[Lines of data]
********

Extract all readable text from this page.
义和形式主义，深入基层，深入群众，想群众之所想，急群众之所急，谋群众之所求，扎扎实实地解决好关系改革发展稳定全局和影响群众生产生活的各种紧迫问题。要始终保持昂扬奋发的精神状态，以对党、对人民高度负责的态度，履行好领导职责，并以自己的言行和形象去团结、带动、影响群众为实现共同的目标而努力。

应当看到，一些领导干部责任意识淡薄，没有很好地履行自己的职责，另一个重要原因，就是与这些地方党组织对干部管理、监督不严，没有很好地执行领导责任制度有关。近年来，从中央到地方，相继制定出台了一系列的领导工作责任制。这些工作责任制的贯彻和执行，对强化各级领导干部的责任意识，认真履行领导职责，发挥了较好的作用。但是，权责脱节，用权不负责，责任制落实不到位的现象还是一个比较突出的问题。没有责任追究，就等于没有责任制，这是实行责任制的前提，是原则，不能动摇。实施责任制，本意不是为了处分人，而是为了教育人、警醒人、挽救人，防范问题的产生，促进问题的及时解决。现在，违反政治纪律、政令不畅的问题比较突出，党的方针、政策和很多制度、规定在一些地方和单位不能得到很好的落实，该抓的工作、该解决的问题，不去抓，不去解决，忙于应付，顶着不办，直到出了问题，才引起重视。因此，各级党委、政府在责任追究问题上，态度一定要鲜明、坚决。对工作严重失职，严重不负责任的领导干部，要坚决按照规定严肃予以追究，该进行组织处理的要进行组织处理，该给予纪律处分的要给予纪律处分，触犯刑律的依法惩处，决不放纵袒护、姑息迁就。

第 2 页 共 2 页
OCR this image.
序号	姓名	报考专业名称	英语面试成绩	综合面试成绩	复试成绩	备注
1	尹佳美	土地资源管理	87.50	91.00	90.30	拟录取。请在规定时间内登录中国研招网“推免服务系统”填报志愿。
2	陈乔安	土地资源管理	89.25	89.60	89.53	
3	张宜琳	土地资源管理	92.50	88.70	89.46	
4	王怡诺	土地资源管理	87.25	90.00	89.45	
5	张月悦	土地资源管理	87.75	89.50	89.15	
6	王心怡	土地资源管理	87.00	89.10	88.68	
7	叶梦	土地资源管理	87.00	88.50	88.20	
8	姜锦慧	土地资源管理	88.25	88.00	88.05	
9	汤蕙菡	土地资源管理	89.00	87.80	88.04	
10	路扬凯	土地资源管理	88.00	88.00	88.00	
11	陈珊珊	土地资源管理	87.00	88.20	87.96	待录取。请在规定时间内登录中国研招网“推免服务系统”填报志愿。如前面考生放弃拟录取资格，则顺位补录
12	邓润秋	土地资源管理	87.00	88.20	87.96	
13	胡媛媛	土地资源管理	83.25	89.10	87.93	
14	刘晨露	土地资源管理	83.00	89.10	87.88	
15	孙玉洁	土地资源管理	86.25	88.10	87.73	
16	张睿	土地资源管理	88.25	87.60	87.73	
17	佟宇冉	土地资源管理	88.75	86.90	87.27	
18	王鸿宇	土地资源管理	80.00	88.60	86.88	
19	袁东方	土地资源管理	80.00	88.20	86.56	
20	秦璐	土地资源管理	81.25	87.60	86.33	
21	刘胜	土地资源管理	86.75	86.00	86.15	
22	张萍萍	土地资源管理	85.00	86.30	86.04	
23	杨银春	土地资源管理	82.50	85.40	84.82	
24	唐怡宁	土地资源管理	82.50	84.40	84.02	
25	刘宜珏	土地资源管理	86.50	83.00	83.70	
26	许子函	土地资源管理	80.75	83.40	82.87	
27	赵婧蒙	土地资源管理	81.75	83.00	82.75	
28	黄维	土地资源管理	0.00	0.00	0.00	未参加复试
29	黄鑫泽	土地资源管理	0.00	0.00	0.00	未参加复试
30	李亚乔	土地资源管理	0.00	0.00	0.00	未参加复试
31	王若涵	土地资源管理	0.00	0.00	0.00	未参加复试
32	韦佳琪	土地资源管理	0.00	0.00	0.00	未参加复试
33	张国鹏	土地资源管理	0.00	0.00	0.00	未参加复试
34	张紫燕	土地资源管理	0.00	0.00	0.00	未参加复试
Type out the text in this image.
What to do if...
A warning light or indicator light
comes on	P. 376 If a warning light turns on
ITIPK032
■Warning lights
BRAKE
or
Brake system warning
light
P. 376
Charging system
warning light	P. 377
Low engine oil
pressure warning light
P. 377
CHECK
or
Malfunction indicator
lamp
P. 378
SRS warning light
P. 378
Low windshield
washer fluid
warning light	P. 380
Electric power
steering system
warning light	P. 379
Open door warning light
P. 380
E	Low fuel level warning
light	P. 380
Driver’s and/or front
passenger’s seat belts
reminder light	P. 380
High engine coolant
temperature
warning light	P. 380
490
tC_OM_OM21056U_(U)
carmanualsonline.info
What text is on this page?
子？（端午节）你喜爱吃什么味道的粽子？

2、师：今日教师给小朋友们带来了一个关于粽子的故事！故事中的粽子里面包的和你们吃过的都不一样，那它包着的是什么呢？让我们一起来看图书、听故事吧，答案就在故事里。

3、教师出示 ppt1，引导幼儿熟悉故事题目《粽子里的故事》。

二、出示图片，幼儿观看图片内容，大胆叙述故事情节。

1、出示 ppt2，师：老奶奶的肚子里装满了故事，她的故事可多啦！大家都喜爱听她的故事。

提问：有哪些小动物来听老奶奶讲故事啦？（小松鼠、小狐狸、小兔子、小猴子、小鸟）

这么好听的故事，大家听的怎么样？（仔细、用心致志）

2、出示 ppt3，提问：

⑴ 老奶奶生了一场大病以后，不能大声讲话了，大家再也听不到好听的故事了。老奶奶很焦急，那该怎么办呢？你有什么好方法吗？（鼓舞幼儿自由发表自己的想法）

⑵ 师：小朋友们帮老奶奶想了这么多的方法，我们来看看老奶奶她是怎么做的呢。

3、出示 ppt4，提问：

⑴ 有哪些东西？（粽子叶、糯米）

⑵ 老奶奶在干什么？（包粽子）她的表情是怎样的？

********

What is needed – Where a line holds "page", copy it out.

Answer to this problem –
Extract all readable text from this page.
What text is on this page?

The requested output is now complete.